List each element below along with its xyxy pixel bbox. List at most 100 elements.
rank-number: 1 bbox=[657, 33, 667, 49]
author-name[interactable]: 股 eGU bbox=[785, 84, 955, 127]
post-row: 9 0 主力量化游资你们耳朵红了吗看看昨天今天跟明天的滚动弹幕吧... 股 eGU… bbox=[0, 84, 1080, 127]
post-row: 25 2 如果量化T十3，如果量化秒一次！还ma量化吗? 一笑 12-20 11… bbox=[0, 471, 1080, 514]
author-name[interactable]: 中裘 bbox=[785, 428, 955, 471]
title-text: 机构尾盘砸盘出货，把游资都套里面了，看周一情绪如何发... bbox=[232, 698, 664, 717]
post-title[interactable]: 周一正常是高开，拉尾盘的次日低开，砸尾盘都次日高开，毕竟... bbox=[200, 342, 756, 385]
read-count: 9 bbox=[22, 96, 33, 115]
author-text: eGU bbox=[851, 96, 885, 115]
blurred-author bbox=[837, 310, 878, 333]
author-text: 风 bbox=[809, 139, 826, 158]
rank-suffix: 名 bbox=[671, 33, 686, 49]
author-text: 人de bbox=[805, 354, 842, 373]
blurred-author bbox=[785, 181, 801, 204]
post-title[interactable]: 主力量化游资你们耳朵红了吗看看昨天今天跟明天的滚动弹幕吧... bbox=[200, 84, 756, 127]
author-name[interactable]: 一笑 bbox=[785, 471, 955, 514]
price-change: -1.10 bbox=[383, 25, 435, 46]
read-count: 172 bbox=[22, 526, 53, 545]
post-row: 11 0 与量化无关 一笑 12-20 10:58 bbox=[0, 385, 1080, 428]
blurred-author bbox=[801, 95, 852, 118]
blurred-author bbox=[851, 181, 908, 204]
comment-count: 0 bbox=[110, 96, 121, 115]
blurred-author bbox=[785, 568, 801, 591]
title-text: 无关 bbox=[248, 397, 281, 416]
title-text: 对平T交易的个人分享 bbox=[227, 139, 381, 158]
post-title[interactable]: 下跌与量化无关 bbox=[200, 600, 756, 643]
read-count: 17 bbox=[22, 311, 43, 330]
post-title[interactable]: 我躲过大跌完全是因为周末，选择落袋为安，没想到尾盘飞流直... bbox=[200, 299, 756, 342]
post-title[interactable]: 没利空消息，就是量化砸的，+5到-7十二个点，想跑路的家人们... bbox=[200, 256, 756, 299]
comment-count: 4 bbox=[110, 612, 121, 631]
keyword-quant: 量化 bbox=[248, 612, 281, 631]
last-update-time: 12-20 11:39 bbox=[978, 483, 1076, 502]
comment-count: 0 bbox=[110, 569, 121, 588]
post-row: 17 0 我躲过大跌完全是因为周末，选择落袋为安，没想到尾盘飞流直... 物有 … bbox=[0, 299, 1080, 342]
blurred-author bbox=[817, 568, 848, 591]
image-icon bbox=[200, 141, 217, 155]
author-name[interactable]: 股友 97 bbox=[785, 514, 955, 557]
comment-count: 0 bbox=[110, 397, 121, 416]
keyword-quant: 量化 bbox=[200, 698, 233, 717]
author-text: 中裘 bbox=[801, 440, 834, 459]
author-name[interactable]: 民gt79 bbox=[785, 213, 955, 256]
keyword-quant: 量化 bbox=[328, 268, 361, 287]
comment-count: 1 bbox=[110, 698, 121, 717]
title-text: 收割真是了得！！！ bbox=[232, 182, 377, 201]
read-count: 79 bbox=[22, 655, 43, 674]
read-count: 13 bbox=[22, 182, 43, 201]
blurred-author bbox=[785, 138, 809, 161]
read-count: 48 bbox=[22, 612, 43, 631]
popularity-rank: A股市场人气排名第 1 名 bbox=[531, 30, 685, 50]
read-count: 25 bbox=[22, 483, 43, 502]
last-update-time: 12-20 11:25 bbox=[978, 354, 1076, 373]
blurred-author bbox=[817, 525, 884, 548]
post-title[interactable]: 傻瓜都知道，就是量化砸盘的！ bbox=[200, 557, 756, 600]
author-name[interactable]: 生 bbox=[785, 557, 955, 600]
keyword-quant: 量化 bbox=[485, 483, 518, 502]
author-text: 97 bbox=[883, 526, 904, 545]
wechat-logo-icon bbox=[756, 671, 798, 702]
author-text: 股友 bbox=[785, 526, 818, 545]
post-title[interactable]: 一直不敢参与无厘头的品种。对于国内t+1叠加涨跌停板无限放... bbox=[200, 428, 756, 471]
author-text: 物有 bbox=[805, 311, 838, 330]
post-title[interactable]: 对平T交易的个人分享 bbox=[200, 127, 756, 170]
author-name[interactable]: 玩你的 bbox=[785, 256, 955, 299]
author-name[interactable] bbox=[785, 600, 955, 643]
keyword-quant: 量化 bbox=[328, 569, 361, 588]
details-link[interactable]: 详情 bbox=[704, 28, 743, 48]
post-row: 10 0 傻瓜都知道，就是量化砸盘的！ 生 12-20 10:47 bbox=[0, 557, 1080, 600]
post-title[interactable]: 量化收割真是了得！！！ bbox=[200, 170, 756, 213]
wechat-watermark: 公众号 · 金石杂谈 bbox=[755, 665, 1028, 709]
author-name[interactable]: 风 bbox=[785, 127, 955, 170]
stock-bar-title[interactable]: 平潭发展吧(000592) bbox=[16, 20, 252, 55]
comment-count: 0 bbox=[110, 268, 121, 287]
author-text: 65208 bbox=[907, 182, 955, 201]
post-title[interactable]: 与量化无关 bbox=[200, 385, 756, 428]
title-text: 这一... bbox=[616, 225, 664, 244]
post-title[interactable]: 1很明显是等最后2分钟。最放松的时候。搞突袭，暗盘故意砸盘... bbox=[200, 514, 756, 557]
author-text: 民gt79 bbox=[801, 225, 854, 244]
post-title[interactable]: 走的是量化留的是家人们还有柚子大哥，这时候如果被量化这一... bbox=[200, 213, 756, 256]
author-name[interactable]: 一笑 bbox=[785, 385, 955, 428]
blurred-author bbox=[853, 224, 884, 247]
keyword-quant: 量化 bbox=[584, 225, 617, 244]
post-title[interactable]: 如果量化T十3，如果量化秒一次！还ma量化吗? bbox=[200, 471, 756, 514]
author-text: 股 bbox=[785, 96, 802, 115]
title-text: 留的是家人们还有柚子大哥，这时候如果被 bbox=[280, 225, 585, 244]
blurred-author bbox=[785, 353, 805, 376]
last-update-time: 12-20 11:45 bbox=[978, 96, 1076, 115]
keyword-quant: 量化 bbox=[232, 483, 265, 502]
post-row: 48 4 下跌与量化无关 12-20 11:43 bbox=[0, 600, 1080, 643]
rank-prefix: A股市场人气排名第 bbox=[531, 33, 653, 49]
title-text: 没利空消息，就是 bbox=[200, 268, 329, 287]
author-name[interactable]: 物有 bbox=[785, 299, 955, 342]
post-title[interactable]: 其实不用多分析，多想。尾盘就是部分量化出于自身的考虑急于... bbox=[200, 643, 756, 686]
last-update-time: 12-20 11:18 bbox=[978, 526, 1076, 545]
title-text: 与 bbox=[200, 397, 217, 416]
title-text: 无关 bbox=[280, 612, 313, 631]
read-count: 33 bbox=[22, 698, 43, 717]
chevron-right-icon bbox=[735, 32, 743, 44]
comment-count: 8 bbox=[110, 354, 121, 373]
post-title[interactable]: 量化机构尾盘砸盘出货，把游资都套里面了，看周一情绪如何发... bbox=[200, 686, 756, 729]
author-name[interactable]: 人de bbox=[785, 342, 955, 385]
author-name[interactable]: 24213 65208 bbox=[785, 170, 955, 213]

_WHAT IS REQUIRED:_ Please retype all of the material above line for line, with no changes.

_FINISHED EXERCISE:_
List each element below along with its xyxy pixel bbox. List at most 100 elements.
rank-number: 1 bbox=[657, 33, 667, 49]
author-name[interactable]: 股 eGU bbox=[785, 84, 955, 127]
post-row: 9 0 主力量化游资你们耳朵红了吗看看昨天今天跟明天的滚动弹幕吧... 股 eGU… bbox=[0, 84, 1080, 127]
post-row: 25 2 如果量化T十3，如果量化秒一次！还ma量化吗? 一笑 12-20 11… bbox=[0, 471, 1080, 514]
author-name[interactable]: 中裘 bbox=[785, 428, 955, 471]
title-text: 机构尾盘砸盘出货，把游资都套里面了，看周一情绪如何发... bbox=[232, 698, 664, 717]
post-title[interactable]: 周一正常是高开，拉尾盘的次日低开，砸尾盘都次日高开，毕竟... bbox=[200, 342, 756, 385]
read-count: 9 bbox=[22, 96, 33, 115]
author-text: eGU bbox=[851, 96, 885, 115]
blurred-author bbox=[837, 310, 878, 333]
author-text: 风 bbox=[809, 139, 826, 158]
rank-suffix: 名 bbox=[671, 33, 686, 49]
author-text: 人de bbox=[805, 354, 842, 373]
blurred-author bbox=[785, 181, 801, 204]
post-title[interactable]: 主力量化游资你们耳朵红了吗看看昨天今天跟明天的滚动弹幕吧... bbox=[200, 84, 756, 127]
author-name[interactable]: 一笑 bbox=[785, 471, 955, 514]
price-change: -1.10 bbox=[383, 25, 435, 46]
read-count: 172 bbox=[22, 526, 53, 545]
post-row: 11 0 与量化无关 一笑 12-20 10:58 bbox=[0, 385, 1080, 428]
blurred-author bbox=[801, 95, 852, 118]
blurred-author bbox=[851, 181, 908, 204]
comment-count: 0 bbox=[110, 96, 121, 115]
blurred-author bbox=[785, 568, 801, 591]
title-text: 无关 bbox=[248, 397, 281, 416]
title-text: 对平T交易的个人分享 bbox=[227, 139, 381, 158]
post-title[interactable]: 下跌与量化无关 bbox=[200, 600, 756, 643]
read-count: 17 bbox=[22, 311, 43, 330]
post-title[interactable]: 我躲过大跌完全是因为周末，选择落袋为安，没想到尾盘飞流直... bbox=[200, 299, 756, 342]
post-title[interactable]: 没利空消息，就是量化砸的，+5到-7十二个点，想跑路的家人们... bbox=[200, 256, 756, 299]
comment-count: 4 bbox=[110, 612, 121, 631]
keyword-quant: 量化 bbox=[248, 612, 281, 631]
last-update-time: 12-20 11:39 bbox=[978, 483, 1076, 502]
comment-count: 0 bbox=[110, 569, 121, 588]
post-row: 17 0 我躲过大跌完全是因为周末，选择落袋为安，没想到尾盘飞流直... 物有 … bbox=[0, 299, 1080, 342]
blurred-author bbox=[817, 568, 848, 591]
image-icon bbox=[200, 141, 217, 155]
author-name[interactable]: 股友 97 bbox=[785, 514, 955, 557]
comment-count: 0 bbox=[110, 397, 121, 416]
keyword-quant: 量化 bbox=[200, 698, 233, 717]
author-text: 中裘 bbox=[801, 440, 834, 459]
author-name[interactable]: 民gt79 bbox=[785, 213, 955, 256]
keyword-quant: 量化 bbox=[328, 268, 361, 287]
comment-count: 1 bbox=[110, 698, 121, 717]
title-text: 收割真是了得！！！ bbox=[232, 182, 377, 201]
read-count: 79 bbox=[22, 655, 43, 674]
read-count: 13 bbox=[22, 182, 43, 201]
blurred-author bbox=[785, 138, 809, 161]
read-count: 48 bbox=[22, 612, 43, 631]
popularity-rank: A股市场人气排名第 1 名 bbox=[531, 30, 685, 50]
read-count: 25 bbox=[22, 483, 43, 502]
last-update-time: 12-20 11:25 bbox=[978, 354, 1076, 373]
blurred-author bbox=[817, 525, 884, 548]
post-title[interactable]: 傻瓜都知道，就是量化砸盘的！ bbox=[200, 557, 756, 600]
author-name[interactable]: 生 bbox=[785, 557, 955, 600]
keyword-quant: 量化 bbox=[485, 483, 518, 502]
author-text: 97 bbox=[883, 526, 904, 545]
wechat-logo-icon bbox=[756, 671, 798, 702]
author-text: 股友 bbox=[785, 526, 818, 545]
post-title[interactable]: 一直不敢参与无厘头的品种。对于国内t+1叠加涨跌停板无限放... bbox=[200, 428, 756, 471]
author-text: 物有 bbox=[805, 311, 838, 330]
post-title[interactable]: 对平T交易的个人分享 bbox=[200, 127, 756, 170]
author-name[interactable]: 玩你的 bbox=[785, 256, 955, 299]
author-name[interactable] bbox=[785, 600, 955, 643]
keyword-quant: 量化 bbox=[328, 569, 361, 588]
details-link[interactable]: 详情 bbox=[704, 28, 743, 48]
post-row: 10 0 傻瓜都知道，就是量化砸盘的！ 生 12-20 10:47 bbox=[0, 557, 1080, 600]
post-title[interactable]: 量化收割真是了得！！！ bbox=[200, 170, 756, 213]
wechat-watermark: 公众号 · 金石杂谈 bbox=[755, 665, 1028, 709]
author-name[interactable]: 风 bbox=[785, 127, 955, 170]
stock-bar-title[interactable]: 平潭发展吧(000592) bbox=[16, 20, 252, 55]
comment-count: 0 bbox=[110, 268, 121, 287]
author-text: 65208 bbox=[907, 182, 955, 201]
post-title[interactable]: 与量化无关 bbox=[200, 385, 756, 428]
title-text: 这一... bbox=[616, 225, 664, 244]
post-title[interactable]: 1很明显是等最后2分钟。最放松的时候。搞突袭，暗盘故意砸盘... bbox=[200, 514, 756, 557]
author-text: 民gt79 bbox=[801, 225, 854, 244]
post-title[interactable]: 走的是量化留的是家人们还有柚子大哥，这时候如果被量化这一... bbox=[200, 213, 756, 256]
author-name[interactable]: 一笑 bbox=[785, 385, 955, 428]
blurred-author bbox=[853, 224, 884, 247]
keyword-quant: 量化 bbox=[584, 225, 617, 244]
post-title[interactable]: 如果量化T十3，如果量化秒一次！还ma量化吗? bbox=[200, 471, 756, 514]
author-text: 股 bbox=[785, 96, 802, 115]
title-text: 留的是家人们还有柚子大哥，这时候如果被 bbox=[280, 225, 585, 244]
blurred-author bbox=[785, 353, 805, 376]
last-update-time: 12-20 11:45 bbox=[978, 96, 1076, 115]
keyword-quant: 量化 bbox=[232, 483, 265, 502]
post-row: 48 4 下跌与量化无关 12-20 11:43 bbox=[0, 600, 1080, 643]
rank-prefix: A股市场人气排名第 bbox=[531, 33, 653, 49]
title-text: 没利空消息，就是 bbox=[200, 268, 329, 287]
author-name[interactable]: 物有 bbox=[785, 299, 955, 342]
post-title[interactable]: 其实不用多分析，多想。尾盘就是部分量化出于自身的考虑急于... bbox=[200, 643, 756, 686]
last-update-time: 12-20 11:18 bbox=[978, 526, 1076, 545]
title-text: 与 bbox=[200, 397, 217, 416]
title-text: 无关 bbox=[280, 612, 313, 631]
read-count: 33 bbox=[22, 698, 43, 717]
chevron-right-icon bbox=[735, 32, 743, 44]
comment-count: 8 bbox=[110, 354, 121, 373]
post-title[interactable]: 量化机构尾盘砸盘出货，把游资都套里面了，看周一情绪如何发... bbox=[200, 686, 756, 729]
author-name[interactable]: 人de bbox=[785, 342, 955, 385]
author-name[interactable]: 24213 65208 bbox=[785, 170, 955, 213]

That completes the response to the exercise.